GOAL: Your task is to copy every line of the records below that contains "gene".

DATASET RECORDS:
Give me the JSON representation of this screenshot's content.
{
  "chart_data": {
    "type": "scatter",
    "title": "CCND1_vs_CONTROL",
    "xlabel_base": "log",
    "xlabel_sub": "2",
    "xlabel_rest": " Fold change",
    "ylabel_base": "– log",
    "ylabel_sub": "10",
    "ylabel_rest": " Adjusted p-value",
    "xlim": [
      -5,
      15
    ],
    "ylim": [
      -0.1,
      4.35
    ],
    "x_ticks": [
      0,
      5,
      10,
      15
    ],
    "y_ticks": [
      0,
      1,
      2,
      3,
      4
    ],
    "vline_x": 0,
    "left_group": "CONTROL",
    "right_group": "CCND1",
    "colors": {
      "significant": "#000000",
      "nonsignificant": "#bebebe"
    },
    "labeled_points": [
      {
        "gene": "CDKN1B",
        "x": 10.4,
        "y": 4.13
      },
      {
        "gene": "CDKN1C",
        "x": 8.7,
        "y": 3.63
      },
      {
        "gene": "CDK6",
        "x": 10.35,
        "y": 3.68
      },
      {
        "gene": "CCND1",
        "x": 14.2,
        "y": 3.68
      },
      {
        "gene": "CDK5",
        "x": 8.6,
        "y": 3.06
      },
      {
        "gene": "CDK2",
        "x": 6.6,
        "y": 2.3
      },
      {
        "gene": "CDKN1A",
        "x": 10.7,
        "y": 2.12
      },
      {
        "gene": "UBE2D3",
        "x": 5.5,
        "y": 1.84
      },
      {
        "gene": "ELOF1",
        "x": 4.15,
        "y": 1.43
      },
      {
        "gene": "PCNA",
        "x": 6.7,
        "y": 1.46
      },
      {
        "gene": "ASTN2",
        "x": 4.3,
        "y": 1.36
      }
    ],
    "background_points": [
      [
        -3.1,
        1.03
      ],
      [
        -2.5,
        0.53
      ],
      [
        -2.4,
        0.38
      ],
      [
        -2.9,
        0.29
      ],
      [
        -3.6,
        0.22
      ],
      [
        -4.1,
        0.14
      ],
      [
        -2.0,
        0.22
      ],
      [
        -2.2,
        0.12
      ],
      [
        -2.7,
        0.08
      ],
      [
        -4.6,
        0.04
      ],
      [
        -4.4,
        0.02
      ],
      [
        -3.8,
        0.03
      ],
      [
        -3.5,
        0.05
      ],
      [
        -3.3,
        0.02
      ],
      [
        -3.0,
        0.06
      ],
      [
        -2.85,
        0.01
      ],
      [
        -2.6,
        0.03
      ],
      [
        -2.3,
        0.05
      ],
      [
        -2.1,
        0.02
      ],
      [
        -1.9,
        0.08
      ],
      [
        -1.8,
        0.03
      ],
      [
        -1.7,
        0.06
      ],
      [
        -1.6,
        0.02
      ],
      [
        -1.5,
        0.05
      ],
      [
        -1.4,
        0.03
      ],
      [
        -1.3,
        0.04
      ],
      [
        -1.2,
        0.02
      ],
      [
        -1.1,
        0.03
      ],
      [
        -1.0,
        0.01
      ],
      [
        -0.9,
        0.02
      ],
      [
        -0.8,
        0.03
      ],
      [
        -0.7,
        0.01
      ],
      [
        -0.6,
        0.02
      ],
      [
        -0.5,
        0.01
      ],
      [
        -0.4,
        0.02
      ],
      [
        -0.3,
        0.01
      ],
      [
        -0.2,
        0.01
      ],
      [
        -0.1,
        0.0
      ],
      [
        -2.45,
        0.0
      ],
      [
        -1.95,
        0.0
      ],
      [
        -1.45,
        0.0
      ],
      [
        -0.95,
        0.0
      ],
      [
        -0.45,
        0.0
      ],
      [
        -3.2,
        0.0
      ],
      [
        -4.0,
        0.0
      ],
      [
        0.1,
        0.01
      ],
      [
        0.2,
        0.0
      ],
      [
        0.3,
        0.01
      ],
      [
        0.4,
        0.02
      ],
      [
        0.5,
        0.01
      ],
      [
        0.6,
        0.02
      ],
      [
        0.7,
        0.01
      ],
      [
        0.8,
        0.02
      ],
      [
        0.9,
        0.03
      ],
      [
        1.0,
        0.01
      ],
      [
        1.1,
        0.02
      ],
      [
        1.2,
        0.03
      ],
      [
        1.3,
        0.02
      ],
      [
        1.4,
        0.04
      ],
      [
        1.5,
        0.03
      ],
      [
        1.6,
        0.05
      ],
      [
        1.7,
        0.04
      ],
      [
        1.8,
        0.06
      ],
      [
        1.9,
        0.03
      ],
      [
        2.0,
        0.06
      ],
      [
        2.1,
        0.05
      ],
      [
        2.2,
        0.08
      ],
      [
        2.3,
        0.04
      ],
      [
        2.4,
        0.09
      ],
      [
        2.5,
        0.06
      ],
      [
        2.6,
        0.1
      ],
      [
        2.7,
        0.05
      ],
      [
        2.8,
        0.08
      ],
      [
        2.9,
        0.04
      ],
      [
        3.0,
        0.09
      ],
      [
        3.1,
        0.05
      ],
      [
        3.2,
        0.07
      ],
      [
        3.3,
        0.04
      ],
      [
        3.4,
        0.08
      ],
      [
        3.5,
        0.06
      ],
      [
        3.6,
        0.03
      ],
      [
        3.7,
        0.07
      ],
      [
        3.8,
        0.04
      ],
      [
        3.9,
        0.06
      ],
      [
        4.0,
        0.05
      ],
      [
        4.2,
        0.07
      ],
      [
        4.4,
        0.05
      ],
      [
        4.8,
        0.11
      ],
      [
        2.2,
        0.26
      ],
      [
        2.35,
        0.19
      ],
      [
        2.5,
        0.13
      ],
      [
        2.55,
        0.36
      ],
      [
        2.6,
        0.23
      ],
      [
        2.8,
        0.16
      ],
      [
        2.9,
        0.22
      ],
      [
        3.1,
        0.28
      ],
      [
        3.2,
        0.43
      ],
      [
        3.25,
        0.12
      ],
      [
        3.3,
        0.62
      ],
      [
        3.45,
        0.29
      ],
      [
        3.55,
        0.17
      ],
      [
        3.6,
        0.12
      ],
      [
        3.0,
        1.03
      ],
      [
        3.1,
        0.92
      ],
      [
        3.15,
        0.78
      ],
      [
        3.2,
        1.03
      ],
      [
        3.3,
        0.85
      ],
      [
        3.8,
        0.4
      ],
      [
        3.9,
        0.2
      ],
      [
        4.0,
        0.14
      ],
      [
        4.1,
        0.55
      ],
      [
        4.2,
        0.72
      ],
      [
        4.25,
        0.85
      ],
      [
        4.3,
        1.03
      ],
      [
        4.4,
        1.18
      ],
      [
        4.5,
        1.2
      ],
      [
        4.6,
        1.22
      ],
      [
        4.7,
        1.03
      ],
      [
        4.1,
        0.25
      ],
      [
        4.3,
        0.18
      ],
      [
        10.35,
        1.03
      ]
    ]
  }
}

FINAL ANSWER:
        "gene": "CDKN1B",
        "gene": "CDKN1C",
        "gene": "CDK6",
        "gene": "CCND1",
        "gene": "CDK5",
        "gene": "CDK2",
        "gene": "CDKN1A",
        "gene": "UBE2D3",
        "gene": "ELOF1",
        "gene": "PCNA",
        "gene": "ASTN2",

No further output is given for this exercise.